§ **Requirements**:
Reproduce each line of the listing exactly.
-- START --
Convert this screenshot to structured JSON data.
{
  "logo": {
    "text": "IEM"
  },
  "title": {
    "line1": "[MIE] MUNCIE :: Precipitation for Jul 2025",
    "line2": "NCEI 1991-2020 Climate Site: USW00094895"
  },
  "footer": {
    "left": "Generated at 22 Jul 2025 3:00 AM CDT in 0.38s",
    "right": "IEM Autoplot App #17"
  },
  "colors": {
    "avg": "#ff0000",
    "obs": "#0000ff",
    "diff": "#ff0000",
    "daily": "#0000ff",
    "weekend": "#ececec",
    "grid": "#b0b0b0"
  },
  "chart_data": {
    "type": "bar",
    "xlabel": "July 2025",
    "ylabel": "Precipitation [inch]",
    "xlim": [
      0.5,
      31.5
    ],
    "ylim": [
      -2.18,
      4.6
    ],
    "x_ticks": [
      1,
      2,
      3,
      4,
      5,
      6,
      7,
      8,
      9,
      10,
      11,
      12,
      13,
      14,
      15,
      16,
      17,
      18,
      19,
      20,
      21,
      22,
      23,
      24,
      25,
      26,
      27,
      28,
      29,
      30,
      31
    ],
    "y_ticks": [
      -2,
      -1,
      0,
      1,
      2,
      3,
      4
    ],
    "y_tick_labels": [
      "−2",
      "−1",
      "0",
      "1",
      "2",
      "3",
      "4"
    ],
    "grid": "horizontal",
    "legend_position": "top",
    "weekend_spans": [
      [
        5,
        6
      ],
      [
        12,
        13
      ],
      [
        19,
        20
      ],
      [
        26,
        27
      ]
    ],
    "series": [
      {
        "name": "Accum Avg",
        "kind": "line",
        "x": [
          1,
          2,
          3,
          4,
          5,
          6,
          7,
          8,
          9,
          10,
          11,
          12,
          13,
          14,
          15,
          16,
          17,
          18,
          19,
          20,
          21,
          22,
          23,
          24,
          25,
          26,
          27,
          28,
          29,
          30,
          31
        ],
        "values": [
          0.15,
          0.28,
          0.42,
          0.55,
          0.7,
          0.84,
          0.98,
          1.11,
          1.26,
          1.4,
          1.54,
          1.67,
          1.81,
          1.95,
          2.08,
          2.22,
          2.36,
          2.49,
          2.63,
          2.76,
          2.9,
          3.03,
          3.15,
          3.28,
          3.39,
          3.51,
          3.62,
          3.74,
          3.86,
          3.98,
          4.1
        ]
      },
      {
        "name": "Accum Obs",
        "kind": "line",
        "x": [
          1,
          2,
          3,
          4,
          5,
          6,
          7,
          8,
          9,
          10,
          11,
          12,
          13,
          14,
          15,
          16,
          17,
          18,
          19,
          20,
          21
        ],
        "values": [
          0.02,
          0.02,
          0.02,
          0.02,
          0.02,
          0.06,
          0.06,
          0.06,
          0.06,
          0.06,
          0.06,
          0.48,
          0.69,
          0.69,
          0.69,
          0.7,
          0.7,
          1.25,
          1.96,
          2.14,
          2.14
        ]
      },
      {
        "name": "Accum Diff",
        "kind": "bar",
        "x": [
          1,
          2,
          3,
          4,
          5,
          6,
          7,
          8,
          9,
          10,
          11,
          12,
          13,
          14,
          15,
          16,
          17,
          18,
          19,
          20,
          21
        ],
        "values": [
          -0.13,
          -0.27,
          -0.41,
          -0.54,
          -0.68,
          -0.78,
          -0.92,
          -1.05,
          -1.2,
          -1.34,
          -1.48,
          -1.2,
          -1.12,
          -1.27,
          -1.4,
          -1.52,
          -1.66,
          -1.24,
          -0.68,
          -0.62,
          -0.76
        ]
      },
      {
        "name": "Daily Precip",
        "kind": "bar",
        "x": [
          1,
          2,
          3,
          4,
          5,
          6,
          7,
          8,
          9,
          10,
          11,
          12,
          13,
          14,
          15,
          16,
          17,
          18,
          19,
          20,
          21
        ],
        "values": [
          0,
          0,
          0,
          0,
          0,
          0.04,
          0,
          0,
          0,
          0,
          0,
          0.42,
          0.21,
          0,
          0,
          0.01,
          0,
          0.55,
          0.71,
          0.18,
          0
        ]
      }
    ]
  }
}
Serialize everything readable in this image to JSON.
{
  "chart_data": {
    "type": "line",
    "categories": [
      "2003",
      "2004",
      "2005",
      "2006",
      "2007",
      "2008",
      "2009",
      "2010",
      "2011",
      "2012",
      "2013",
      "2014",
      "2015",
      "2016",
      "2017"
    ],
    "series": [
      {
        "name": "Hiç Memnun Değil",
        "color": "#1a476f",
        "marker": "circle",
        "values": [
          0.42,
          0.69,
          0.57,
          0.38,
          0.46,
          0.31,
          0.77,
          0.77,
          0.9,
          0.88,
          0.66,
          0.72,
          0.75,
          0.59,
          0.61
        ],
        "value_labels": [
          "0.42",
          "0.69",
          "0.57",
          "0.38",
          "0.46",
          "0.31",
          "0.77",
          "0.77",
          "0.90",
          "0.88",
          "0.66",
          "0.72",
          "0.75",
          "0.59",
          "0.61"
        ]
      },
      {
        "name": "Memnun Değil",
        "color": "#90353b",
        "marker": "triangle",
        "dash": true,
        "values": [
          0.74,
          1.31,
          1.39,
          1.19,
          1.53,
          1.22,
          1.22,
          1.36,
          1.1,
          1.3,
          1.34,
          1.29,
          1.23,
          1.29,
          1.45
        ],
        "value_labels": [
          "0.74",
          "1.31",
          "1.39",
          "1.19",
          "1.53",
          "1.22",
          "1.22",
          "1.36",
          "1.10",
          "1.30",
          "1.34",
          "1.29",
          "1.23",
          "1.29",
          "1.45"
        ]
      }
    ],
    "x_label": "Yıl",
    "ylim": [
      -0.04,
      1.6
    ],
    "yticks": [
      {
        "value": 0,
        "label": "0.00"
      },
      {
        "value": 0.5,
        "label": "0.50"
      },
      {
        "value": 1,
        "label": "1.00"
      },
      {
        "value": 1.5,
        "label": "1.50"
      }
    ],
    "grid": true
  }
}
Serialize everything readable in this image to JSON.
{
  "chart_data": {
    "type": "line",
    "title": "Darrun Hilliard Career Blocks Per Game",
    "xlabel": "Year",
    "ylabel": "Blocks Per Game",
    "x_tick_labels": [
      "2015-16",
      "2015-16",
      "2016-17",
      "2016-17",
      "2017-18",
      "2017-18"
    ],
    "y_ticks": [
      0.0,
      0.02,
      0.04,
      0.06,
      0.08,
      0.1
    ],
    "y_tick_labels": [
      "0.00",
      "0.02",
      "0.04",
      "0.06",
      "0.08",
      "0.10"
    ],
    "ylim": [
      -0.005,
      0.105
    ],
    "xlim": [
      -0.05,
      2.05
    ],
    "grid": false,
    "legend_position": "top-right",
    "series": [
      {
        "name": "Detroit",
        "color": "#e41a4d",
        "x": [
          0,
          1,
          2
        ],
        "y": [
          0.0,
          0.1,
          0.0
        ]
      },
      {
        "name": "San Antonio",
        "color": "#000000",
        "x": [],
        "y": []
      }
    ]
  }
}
-- END --
§ **Exercise answer**:
Convert this screenshot to structured JSON data.
{
  "logo": {
    "text": "IEM"
  },
  "title": {
    "line1": "[MIE] MUNCIE :: Precipitation for Jul 2025",
    "line2": "NCEI 1991-2020 Climate Site: USW00094895"
  },
  "footer": {
    "left": "Generated at 22 Jul 2025 3:00 AM CDT in 0.38s",
    "right": "IEM Autoplot App #17"
  },
  "colors": {
    "avg": "#ff0000",
    "obs": "#0000ff",
    "diff": "#ff0000",
    "daily": "#0000ff",
    "weekend": "#ececec",
    "grid": "#b0b0b0"
  },
  "chart_data": {
    "type": "bar",
    "xlabel": "July 2025",
    "ylabel": "Precipitation [inch]",
    "xlim": [
      0.5,
      31.5
    ],
    "ylim": [
      -2.18,
      4.6
    ],
    "x_ticks": [
      1,
      2,
      3,
      4,
      5,
      6,
      7,
      8,
      9,
      10,
      11,
      12,
      13,
      14,
      15,
      16,
      17,
      18,
      19,
      20,
      21,
      22,
      23,
      24,
      25,
      26,
      27,
      28,
      29,
      30,
      31
    ],
    "y_ticks": [
      -2,
      -1,
      0,
      1,
      2,
      3,
      4
    ],
    "y_tick_labels": [
      "−2",
      "−1",
      "0",
      "1",
      "2",
      "3",
      "4"
    ],
    "grid": "horizontal",
    "legend_position": "top",
    "weekend_spans": [
      [
        5,
        6
      ],
      [
        12,
        13
      ],
      [
        19,
        20
      ],
      [
        26,
        27
      ]
    ],
    "series": [
      {
        "name": "Accum Avg",
        "kind": "line",
        "x": [
          1,
          2,
          3,
          4,
          5,
          6,
          7,
          8,
          9,
          10,
          11,
          12,
          13,
          14,
          15,
          16,
          17,
          18,
          19,
          20,
          21,
          22,
          23,
          24,
          25,
          26,
          27,
          28,
          29,
          30,
          31
        ],
        "values": [
          0.15,
          0.28,
          0.42,
          0.55,
          0.7,
          0.84,
          0.98,
          1.11,
          1.26,
          1.4,
          1.54,
          1.67,
          1.81,
          1.95,
          2.08,
          2.22,
          2.36,
          2.49,
          2.63,
          2.76,
          2.9,
          3.03,
          3.15,
          3.28,
          3.39,
          3.51,
          3.62,
          3.74,
          3.86,
          3.98,
          4.1
        ]
      },
      {
        "name": "Accum Obs",
        "kind": "line",
        "x": [
          1,
          2,
          3,
          4,
          5,
          6,
          7,
          8,
          9,
          10,
          11,
          12,
          13,
          14,
          15,
          16,
          17,
          18,
          19,
          20,
          21
        ],
        "values": [
          0.02,
          0.02,
          0.02,
          0.02,
          0.02,
          0.06,
          0.06,
          0.06,
          0.06,
          0.06,
          0.06,
          0.48,
          0.69,
          0.69,
          0.69,
          0.7,
          0.7,
          1.25,
          1.96,
          2.14,
          2.14
        ]
      },
      {
        "name": "Accum Diff",
        "kind": "bar",
        "x": [
          1,
          2,
          3,
          4,
          5,
          6,
          7,
          8,
          9,
          10,
          11,
          12,
          13,
          14,
          15,
          16,
          17,
          18,
          19,
          20,
          21
        ],
        "values": [
          -0.13,
          -0.27,
          -0.41,
          -0.54,
          -0.68,
          -0.78,
          -0.92,
          -1.05,
          -1.2,
          -1.34,
          -1.48,
          -1.2,
          -1.12,
          -1.27,
          -1.4,
          -1.52,
          -1.66,
          -1.24,
          -0.68,
          -0.62,
          -0.76
        ]
      },
      {
        "name": "Daily Precip",
        "kind": "bar",
        "x": [
          1,
          2,
          3,
          4,
          5,
          6,
          7,
          8,
          9,
          10,
          11,
          12,
          13,
          14,
          15,
          16,
          17,
          18,
          19,
          20,
          21
        ],
        "values": [
          0,
          0,
          0,
          0,
          0,
          0.04,
          0,
          0,
          0,
          0,
          0,
          0.42,
          0.21,
          0,
          0,
          0.01,
          0,
          0.55,
          0.71,
          0.18,
          0
        ]
      }
    ]
  }
}
Serialize everything readable in this image to JSON.
{
  "chart_data": {
    "type": "line",
    "categories": [
      "2003",
      "2004",
      "2005",
      "2006",
      "2007",
      "2008",
      "2009",
      "2010",
      "2011",
      "2012",
      "2013",
      "2014",
      "2015",
      "2016",
      "2017"
    ],
    "series": [
      {
        "name": "Hiç Memnun Değil",
        "color": "#1a476f",
        "marker": "circle",
        "values": [
          0.42,
          0.69,
          0.57,
          0.38,
          0.46,
          0.31,
          0.77,
          0.77,
          0.9,
          0.88,
          0.66,
          0.72,
          0.75,
          0.59,
          0.61
        ],
        "value_labels": [
          "0.42",
          "0.69",
          "0.57",
          "0.38",
          "0.46",
          "0.31",
          "0.77",
          "0.77",
          "0.90",
          "0.88",
          "0.66",
          "0.72",
          "0.75",
          "0.59",
          "0.61"
        ]
      },
      {
        "name": "Memnun Değil",
        "color": "#90353b",
        "marker": "triangle",
        "dash": true,
        "values": [
          0.74,
          1.31,
          1.39,
          1.19,
          1.53,
          1.22,
          1.22,
          1.36,
          1.1,
          1.3,
          1.34,
          1.29,
          1.23,
          1.29,
          1.45
        ],
        "value_labels": [
          "0.74",
          "1.31",
          "1.39",
          "1.19",
          "1.53",
          "1.22",
          "1.22",
          "1.36",
          "1.10",
          "1.30",
          "1.34",
          "1.29",
          "1.23",
          "1.29",
          "1.45"
        ]
      }
    ],
    "x_label": "Yıl",
    "ylim": [
      -0.04,
      1.6
    ],
    "yticks": [
      {
        "value": 0,
        "label": "0.00"
      },
      {
        "value": 0.5,
        "label": "0.50"
      },
      {
        "value": 1,
        "label": "1.00"
      },
      {
        "value": 1.5,
        "label": "1.50"
      }
    ],
    "grid": true
  }
}
Serialize everything readable in this image to JSON.
{
  "chart_data": {
    "type": "line",
    "title": "Darrun Hilliard Career Blocks Per Game",
    "xlabel": "Year",
    "ylabel": "Blocks Per Game",
    "x_tick_labels": [
      "2015-16",
      "2015-16",
      "2016-17",
      "2016-17",
      "2017-18",
      "2017-18"
    ],
    "y_ticks": [
      0.0,
      0.02,
      0.04,
      0.06,
      0.08,
      0.1
    ],
    "y_tick_labels": [
      "0.00",
      "0.02",
      "0.04",
      "0.06",
      "0.08",
      "0.10"
    ],
    "ylim": [
      -0.005,
      0.105
    ],
    "xlim": [
      -0.05,
      2.05
    ],
    "grid": false,
    "legend_position": "top-right",
    "series": [
      {
        "name": "Detroit",
        "color": "#e41a4d",
        "x": [
          0,
          1,
          2
        ],
        "y": [
          0.0,
          0.1,
          0.0
        ]
      },
      {
        "name": "San Antonio",
        "color": "#000000",
        "x": [],
        "y": []
      }
    ]
  }
}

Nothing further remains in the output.